== WHAT YOU SHOULD DO ==
Give the number of lines in the records below that include "Gender", and nothing more.

== PROVIDED DATA ==
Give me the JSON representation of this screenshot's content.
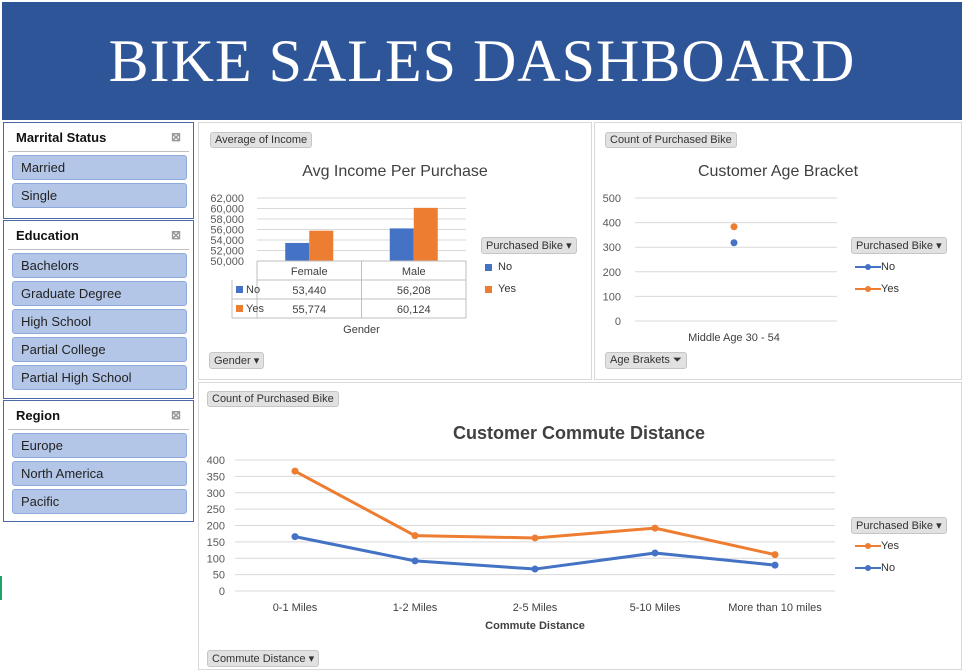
{
  "header": {
    "title": "BIKE SALES DASHBOARD"
  },
  "colors": {
    "banner": "#2e5597",
    "no": "#4472c4",
    "yes": "#ed7d31",
    "slicer_item": "#b4c6e7"
  },
  "slicers": [
    {
      "title": "Marrital Status",
      "items": [
        "Married",
        "Single"
      ]
    },
    {
      "title": "Education",
      "items": [
        "Bachelors",
        "Graduate Degree",
        "High School",
        "Partial College",
        "Partial High School"
      ]
    },
    {
      "title": "Region",
      "items": [
        "Europe",
        "North America",
        "Pacific"
      ]
    }
  ],
  "income_chart": {
    "value_button": "Average of Income",
    "axis_button": "Gender",
    "legend_button": "Purchased Bike",
    "legend": [
      "No",
      "Yes"
    ],
    "xlabel": "Gender",
    "table_headers": [
      "Female",
      "Male"
    ],
    "table_rows": [
      {
        "label": "No",
        "values": [
          "53,440",
          "56,208"
        ]
      },
      {
        "label": "Yes",
        "values": [
          "55,774",
          "60,124"
        ]
      }
    ]
  },
  "age_chart": {
    "value_button": "Count of Purchased Bike",
    "axis_button": "Age Brakets",
    "legend_button": "Purchased Bike",
    "legend": [
      "No",
      "Yes"
    ]
  },
  "commute_chart": {
    "value_button": "Count of Purchased Bike",
    "axis_button": "Commute Distance",
    "legend_button": "Purchased Bike",
    "legend": [
      "Yes",
      "No"
    ]
  },
  "chart_data": [
    {
      "type": "bar",
      "title": "Avg Income Per Purchase",
      "categories": [
        "Female",
        "Male"
      ],
      "series": [
        {
          "name": "No",
          "values": [
            53440,
            56208
          ]
        },
        {
          "name": "Yes",
          "values": [
            55774,
            60124
          ]
        }
      ],
      "xlabel": "Gender",
      "ylabel": "",
      "ylim": [
        50000,
        62000
      ],
      "yticks": [
        "62,000",
        "60,000",
        "58,000",
        "56,000",
        "54,000",
        "52,000",
        "50,000"
      ],
      "grid": true,
      "legend_position": "right"
    },
    {
      "type": "scatter",
      "title": "Customer Age Bracket",
      "categories": [
        "Middle Age 30 - 54"
      ],
      "series": [
        {
          "name": "No",
          "values": [
            318
          ]
        },
        {
          "name": "Yes",
          "values": [
            383
          ]
        }
      ],
      "ylim": [
        0,
        500
      ],
      "yticks": [
        "500",
        "400",
        "300",
        "200",
        "100",
        "0"
      ],
      "grid": true,
      "legend_position": "right"
    },
    {
      "type": "line",
      "title": "Customer Commute Distance",
      "categories": [
        "0-1 Miles",
        "1-2 Miles",
        "2-5 Miles",
        "5-10 Miles",
        "More than 10 miles"
      ],
      "series": [
        {
          "name": "Yes",
          "values": [
            366,
            169,
            162,
            192,
            111
          ]
        },
        {
          "name": "No",
          "values": [
            166,
            92,
            67,
            116,
            79
          ]
        }
      ],
      "xlabel": "Commute Distance",
      "ylim": [
        0,
        400
      ],
      "yticks": [
        "400",
        "350",
        "300",
        "250",
        "200",
        "150",
        "100",
        "50",
        "0"
      ],
      "grid": true,
      "legend_position": "right"
    }
  ]
}
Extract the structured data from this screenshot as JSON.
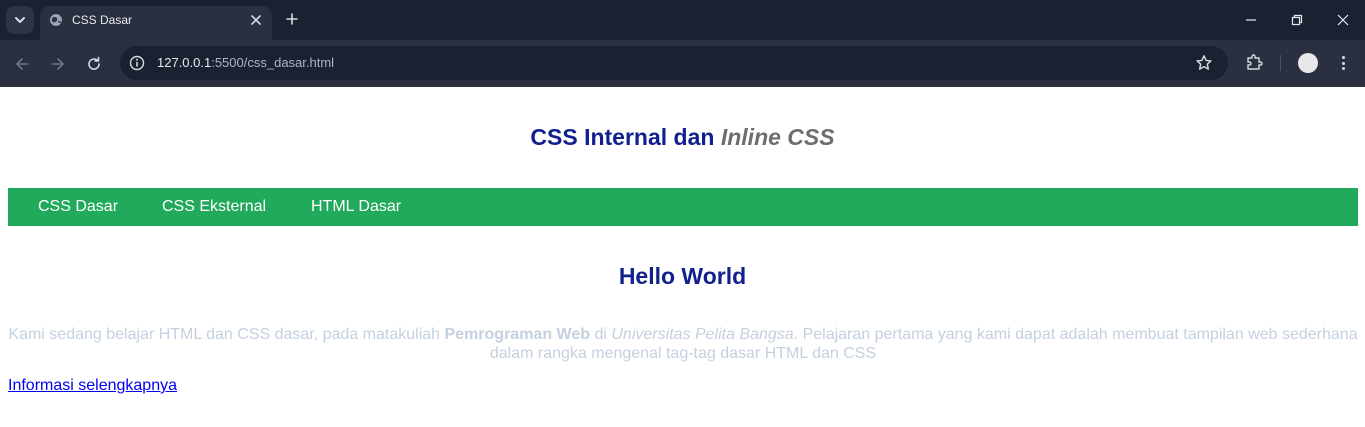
{
  "browser": {
    "tab_title": "CSS Dasar",
    "url_host": "127.0.0.1",
    "url_path": ":5500/css_dasar.html"
  },
  "page": {
    "title_main": "CSS Internal dan ",
    "title_em": "Inline CSS",
    "nav": [
      "CSS Dasar",
      "CSS Eksternal",
      "HTML Dasar"
    ],
    "heading": "Hello World",
    "para_1": "Kami sedang belajar HTML dan CSS dasar, pada matakuliah ",
    "para_bold": "Pemrograman Web",
    "para_2": " di ",
    "para_italic": "Universitas Pelita Bangsa",
    "para_3": ". Pelajaran pertama yang kami dapat adalah membuat tampilan web sederhana dalam rangka mengenal tag-tag dasar HTML dan CSS",
    "link": "Informasi selengkapnya"
  },
  "colors": {
    "heading": "#12208f",
    "nav_bg": "#22aa5c",
    "paragraph": "#c4d0e0",
    "link": "#0000ee"
  }
}
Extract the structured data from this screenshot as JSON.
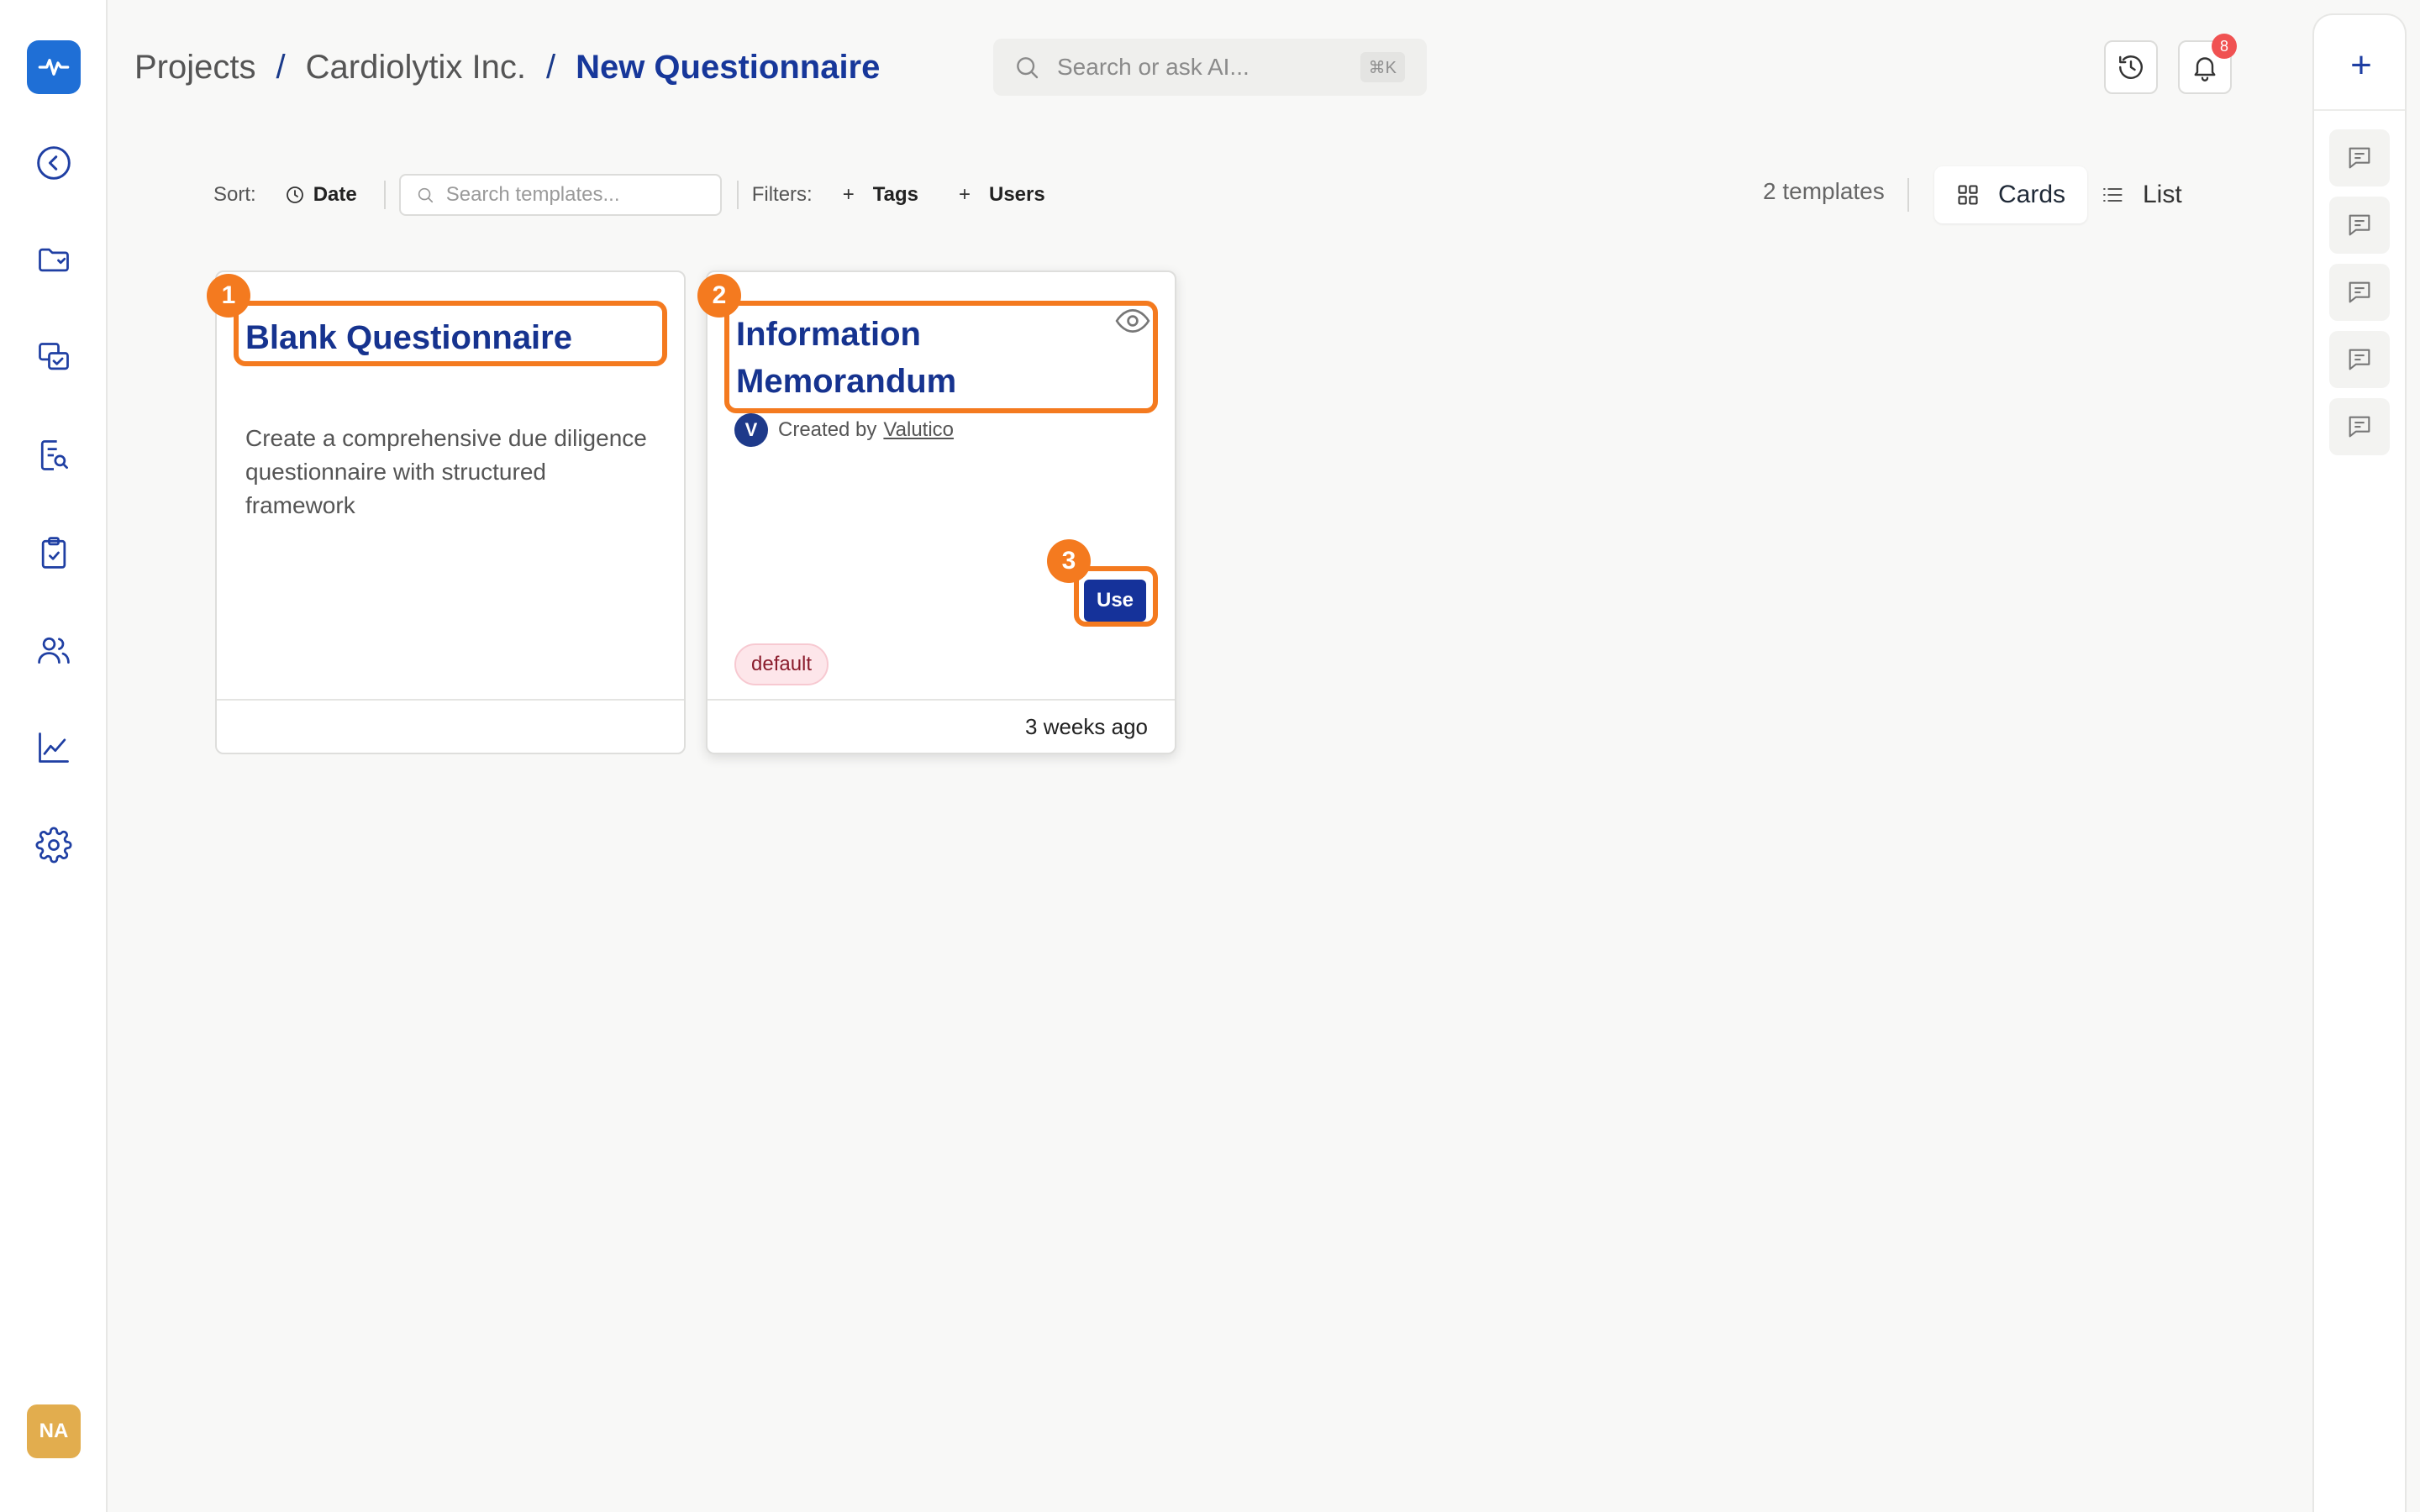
{
  "sidebar": {
    "logo_icon": "heartbeat-logo-icon",
    "items": [
      {
        "icon": "back-arrow-icon"
      },
      {
        "icon": "folder-icon"
      },
      {
        "icon": "chat-check-icon"
      },
      {
        "icon": "document-search-icon"
      },
      {
        "icon": "clipboard-icon"
      },
      {
        "icon": "users-icon"
      },
      {
        "icon": "chart-line-icon"
      },
      {
        "icon": "gear-icon"
      }
    ],
    "avatar_initials": "NA"
  },
  "header": {
    "breadcrumb": [
      "Projects",
      "Cardiolytix Inc.",
      "New Questionnaire"
    ],
    "separator": "/",
    "search_placeholder": "Search or ask AI...",
    "search_shortcut": "⌘K",
    "notification_count": "8"
  },
  "toolbar": {
    "sort_label": "Sort:",
    "sort_value": "Date",
    "template_search_placeholder": "Search templates...",
    "filters_label": "Filters:",
    "filter_tags": "Tags",
    "filter_users": "Users",
    "plus": "+",
    "template_count": "2 templates",
    "view_cards": "Cards",
    "view_list": "List"
  },
  "cards": [
    {
      "title": "Blank Questionnaire",
      "description": "Create a comprehensive due diligence questionnaire with structured framework"
    },
    {
      "title": "Information Memorandum",
      "creator_prefix": "Created by",
      "creator_name": "Valutico",
      "creator_logo": "V",
      "tag": "default",
      "use_label": "Use",
      "time": "3 weeks ago"
    }
  ],
  "annotations": [
    "1",
    "2",
    "3"
  ],
  "colors": {
    "accent": "#16338f",
    "highlight": "#f47a1f",
    "logo": "#1f6fd6",
    "avatar": "#e2ad4e",
    "badge": "#f05252"
  }
}
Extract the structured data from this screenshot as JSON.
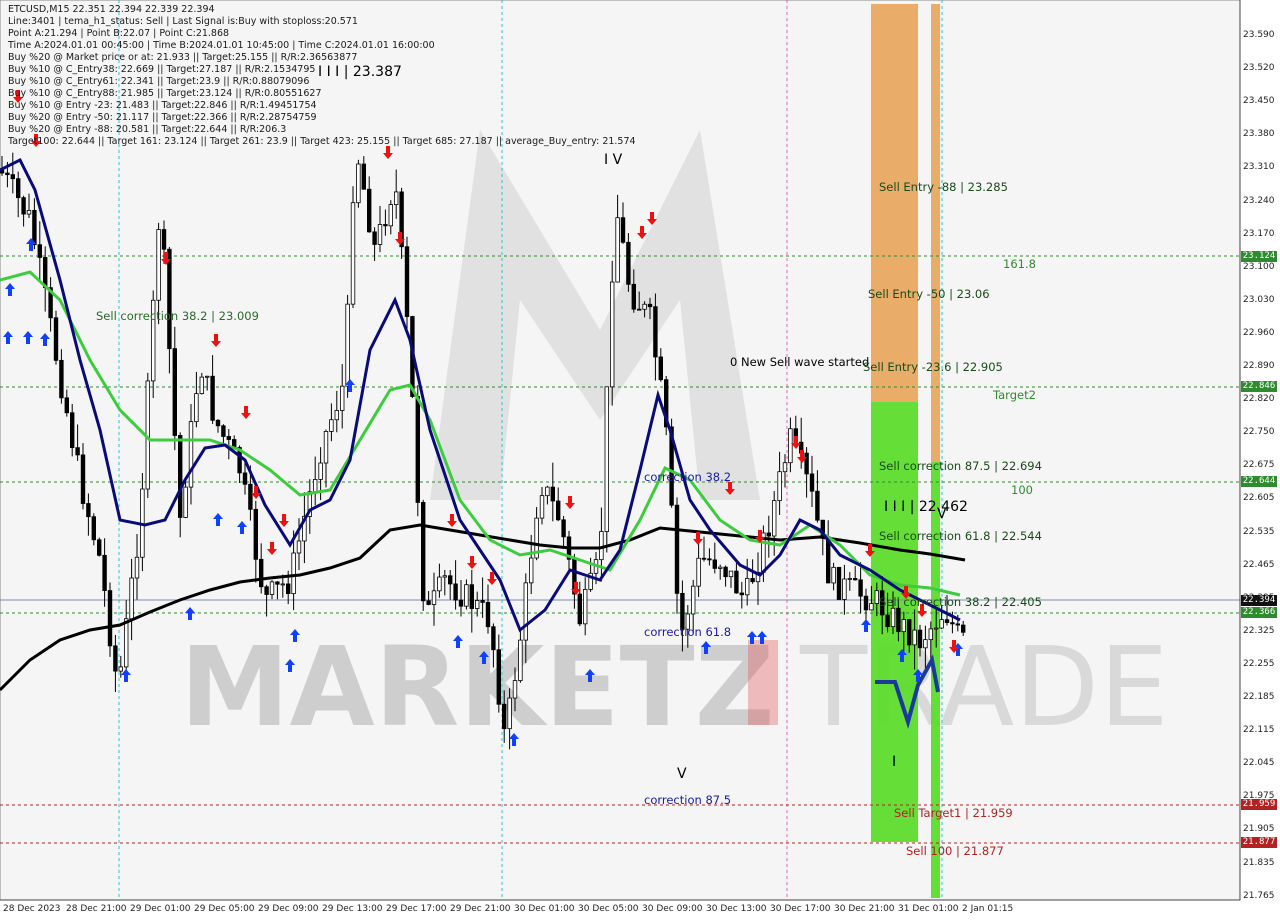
{
  "header": {
    "symbol_line": "ETCUSD,M15  22.351 22.394 22.339 22.394",
    "info_lines": [
      "Line:3401 | tema_h1_status: Sell | Last Signal is:Buy with stoploss:20.571",
      "Point A:21.294 | Point B:22.07 | Point C:21.868",
      "Time A:2024.01.01 00:45:00 | Time B:2024.01.01 10:45:00 | Time C:2024.01.01 16:00:00",
      "Buy %20 @ Market price or at: 21.933 || Target:25.155 || R/R:2.36563877",
      "Buy %10 @ C_Entry38: 22.669 || Target:27.187 || R/R:2.1534795",
      "Buy %10 @ C_Entry61: 22.341 || Target:23.9 || R/R:0.88079096",
      "Buy %10 @ C_Entry88: 21.985 || Target:23.124 || R/R:0.80551627",
      "Buy %10 @ Entry -23: 21.483 || Target:22.846 || R/R:1.49451754",
      "Buy %20 @ Entry -50: 21.117 || Target:22.366 || R/R:2.28754759",
      "Buy %20 @ Entry -88: 20.581 || Target:22.644 || R/R:206.3",
      "Target100: 22.644 || Target 161: 23.124 || Target 261: 23.9 || Target 423: 25.155 || Target 685: 27.187 || average_Buy_entry: 21.574"
    ]
  },
  "watermark": {
    "text": "MARKETZ",
    "text2": "TRADE"
  },
  "annotations": {
    "wave_III_top": "I I I | 23.387",
    "wave_IV": "I V",
    "wave_V": "V",
    "wave_III_right": "I I I | 22.462",
    "wave_V_right": "V",
    "wave_I": "I",
    "sell_correction_382": "Sell correction 38.2 | 23.009",
    "new_sell_wave": "0 New Sell wave started",
    "correction_382": "correction 38.2",
    "correction_618": "correction 61.8",
    "correction_875": "correction 87.5",
    "sell_entry_88": "Sell Entry -88 | 23.285",
    "sell_entry_50": "Sell Entry -50 | 23.06",
    "sell_entry_236": "Sell Entry -23.6 | 22.905",
    "sell_corr_875": "Sell correction 87.5 | 22.694",
    "sell_corr_618": "Sell correction 61.8 | 22.544",
    "sell_corr_382_right": "Sell correction 38.2 | 22.405",
    "sell_target1": "Sell Target1 | 21.959",
    "sell_target100": "Sell 100 | 21.877",
    "lvl_1618": "161.8",
    "lvl_target2": "Target2",
    "lvl_100": "100"
  },
  "price_labels": {
    "p_23124": "23.124",
    "p_22846": "22.846",
    "p_22644": "22.644",
    "p_22394": "22.394",
    "p_22366": "22.366",
    "p_21959": "21.959",
    "p_21877": "21.877"
  },
  "y_axis": [
    "23.590",
    "23.520",
    "23.450",
    "23.380",
    "23.310",
    "23.240",
    "23.170",
    "23.100",
    "23.030",
    "22.960",
    "22.890",
    "22.820",
    "22.750",
    "22.675",
    "22.605",
    "22.535",
    "22.465",
    "22.395",
    "22.325",
    "22.255",
    "22.185",
    "22.115",
    "22.045",
    "21.975",
    "21.905",
    "21.835",
    "21.765"
  ],
  "x_axis": [
    "28 Dec 2023",
    "28 Dec 21:00",
    "29 Dec 01:00",
    "29 Dec 05:00",
    "29 Dec 09:00",
    "29 Dec 13:00",
    "29 Dec 17:00",
    "29 Dec 21:00",
    "30 Dec 01:00",
    "30 Dec 05:00",
    "30 Dec 09:00",
    "30 Dec 13:00",
    "30 Dec 17:00",
    "30 Dec 21:00",
    "31 Dec 01:00",
    "2 Jan 01:15"
  ],
  "colors": {
    "bull_candle": "#ffffff",
    "bear_candle": "#000000",
    "grid_green": "#2e8b2e",
    "grid_red": "#b22222",
    "ma_black": "#000000",
    "ma_navy": "#0a0a7a",
    "ma_green": "#3dcc3d",
    "sell_zone_orange": "#e8a050",
    "sell_zone_green": "#55dd22",
    "buy_arrow": "#1040ff",
    "sell_arrow": "#ee1111"
  }
}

== RESULT ==
3